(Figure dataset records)
START

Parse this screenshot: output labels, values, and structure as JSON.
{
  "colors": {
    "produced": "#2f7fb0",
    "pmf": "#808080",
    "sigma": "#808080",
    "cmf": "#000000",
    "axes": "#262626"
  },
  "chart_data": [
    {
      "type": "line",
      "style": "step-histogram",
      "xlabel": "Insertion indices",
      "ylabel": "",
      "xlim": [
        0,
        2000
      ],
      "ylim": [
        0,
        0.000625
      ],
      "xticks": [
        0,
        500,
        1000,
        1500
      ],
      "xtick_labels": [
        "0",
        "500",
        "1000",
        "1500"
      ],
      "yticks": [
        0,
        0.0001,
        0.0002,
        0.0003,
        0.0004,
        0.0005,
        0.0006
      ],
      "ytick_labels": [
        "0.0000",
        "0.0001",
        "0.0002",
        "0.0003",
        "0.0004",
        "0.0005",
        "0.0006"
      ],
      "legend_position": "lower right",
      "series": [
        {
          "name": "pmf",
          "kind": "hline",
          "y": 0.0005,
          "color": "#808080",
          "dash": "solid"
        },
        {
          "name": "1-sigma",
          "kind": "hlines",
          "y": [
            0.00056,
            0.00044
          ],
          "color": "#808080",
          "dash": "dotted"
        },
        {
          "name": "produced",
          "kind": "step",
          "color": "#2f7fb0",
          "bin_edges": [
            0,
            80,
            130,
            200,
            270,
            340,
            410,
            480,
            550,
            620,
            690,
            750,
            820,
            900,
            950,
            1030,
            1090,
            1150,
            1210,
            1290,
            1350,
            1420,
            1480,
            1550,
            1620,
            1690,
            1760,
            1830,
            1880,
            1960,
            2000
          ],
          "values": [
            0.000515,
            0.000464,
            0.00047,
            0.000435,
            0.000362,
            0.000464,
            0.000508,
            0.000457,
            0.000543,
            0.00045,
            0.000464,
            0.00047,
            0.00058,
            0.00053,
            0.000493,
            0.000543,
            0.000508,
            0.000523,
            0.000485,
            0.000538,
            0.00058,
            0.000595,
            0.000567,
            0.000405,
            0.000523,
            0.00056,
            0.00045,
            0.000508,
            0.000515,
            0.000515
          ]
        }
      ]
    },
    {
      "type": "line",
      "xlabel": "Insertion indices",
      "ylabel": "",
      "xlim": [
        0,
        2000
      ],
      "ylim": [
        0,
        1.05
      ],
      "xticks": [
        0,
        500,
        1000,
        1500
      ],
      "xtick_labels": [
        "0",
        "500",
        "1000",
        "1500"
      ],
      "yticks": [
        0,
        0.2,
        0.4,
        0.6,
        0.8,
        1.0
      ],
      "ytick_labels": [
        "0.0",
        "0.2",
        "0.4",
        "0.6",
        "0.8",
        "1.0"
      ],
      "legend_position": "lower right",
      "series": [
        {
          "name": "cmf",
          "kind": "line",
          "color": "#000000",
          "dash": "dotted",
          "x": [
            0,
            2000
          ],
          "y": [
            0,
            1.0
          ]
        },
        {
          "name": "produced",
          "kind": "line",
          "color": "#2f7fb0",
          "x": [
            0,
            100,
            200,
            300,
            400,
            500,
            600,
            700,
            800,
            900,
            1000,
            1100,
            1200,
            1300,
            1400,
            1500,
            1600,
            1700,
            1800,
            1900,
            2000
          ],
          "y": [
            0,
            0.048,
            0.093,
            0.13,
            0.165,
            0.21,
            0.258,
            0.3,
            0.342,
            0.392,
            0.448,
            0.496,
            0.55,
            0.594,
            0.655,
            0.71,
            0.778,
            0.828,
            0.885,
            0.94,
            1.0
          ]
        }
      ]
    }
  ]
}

END

▶ [To do]: Exact output of every entry is required.

▶ [Exercise solution]:
Parse this screenshot: output labels, values, and structure as JSON.
{
  "colors": {
    "produced": "#2f7fb0",
    "pmf": "#808080",
    "sigma": "#808080",
    "cmf": "#000000",
    "axes": "#262626"
  },
  "chart_data": [
    {
      "type": "line",
      "style": "step-histogram",
      "xlabel": "Insertion indices",
      "ylabel": "",
      "xlim": [
        0,
        2000
      ],
      "ylim": [
        0,
        0.000625
      ],
      "xticks": [
        0,
        500,
        1000,
        1500
      ],
      "xtick_labels": [
        "0",
        "500",
        "1000",
        "1500"
      ],
      "yticks": [
        0,
        0.0001,
        0.0002,
        0.0003,
        0.0004,
        0.0005,
        0.0006
      ],
      "ytick_labels": [
        "0.0000",
        "0.0001",
        "0.0002",
        "0.0003",
        "0.0004",
        "0.0005",
        "0.0006"
      ],
      "legend_position": "lower right",
      "series": [
        {
          "name": "pmf",
          "kind": "hline",
          "y": 0.0005,
          "color": "#808080",
          "dash": "solid"
        },
        {
          "name": "1-sigma",
          "kind": "hlines",
          "y": [
            0.00056,
            0.00044
          ],
          "color": "#808080",
          "dash": "dotted"
        },
        {
          "name": "produced",
          "kind": "step",
          "color": "#2f7fb0",
          "bin_edges": [
            0,
            80,
            130,
            200,
            270,
            340,
            410,
            480,
            550,
            620,
            690,
            750,
            820,
            900,
            950,
            1030,
            1090,
            1150,
            1210,
            1290,
            1350,
            1420,
            1480,
            1550,
            1620,
            1690,
            1760,
            1830,
            1880,
            1960,
            2000
          ],
          "values": [
            0.000515,
            0.000464,
            0.00047,
            0.000435,
            0.000362,
            0.000464,
            0.000508,
            0.000457,
            0.000543,
            0.00045,
            0.000464,
            0.00047,
            0.00058,
            0.00053,
            0.000493,
            0.000543,
            0.000508,
            0.000523,
            0.000485,
            0.000538,
            0.00058,
            0.000595,
            0.000567,
            0.000405,
            0.000523,
            0.00056,
            0.00045,
            0.000508,
            0.000515,
            0.000515
          ]
        }
      ]
    },
    {
      "type": "line",
      "xlabel": "Insertion indices",
      "ylabel": "",
      "xlim": [
        0,
        2000
      ],
      "ylim": [
        0,
        1.05
      ],
      "xticks": [
        0,
        500,
        1000,
        1500
      ],
      "xtick_labels": [
        "0",
        "500",
        "1000",
        "1500"
      ],
      "yticks": [
        0,
        0.2,
        0.4,
        0.6,
        0.8,
        1.0
      ],
      "ytick_labels": [
        "0.0",
        "0.2",
        "0.4",
        "0.6",
        "0.8",
        "1.0"
      ],
      "legend_position": "lower right",
      "series": [
        {
          "name": "cmf",
          "kind": "line",
          "color": "#000000",
          "dash": "dotted",
          "x": [
            0,
            2000
          ],
          "y": [
            0,
            1.0
          ]
        },
        {
          "name": "produced",
          "kind": "line",
          "color": "#2f7fb0",
          "x": [
            0,
            100,
            200,
            300,
            400,
            500,
            600,
            700,
            800,
            900,
            1000,
            1100,
            1200,
            1300,
            1400,
            1500,
            1600,
            1700,
            1800,
            1900,
            2000
          ],
          "y": [
            0,
            0.048,
            0.093,
            0.13,
            0.165,
            0.21,
            0.258,
            0.3,
            0.342,
            0.392,
            0.448,
            0.496,
            0.55,
            0.594,
            0.655,
            0.71,
            0.778,
            0.828,
            0.885,
            0.94,
            1.0
          ]
        }
      ]
    }
  ]
}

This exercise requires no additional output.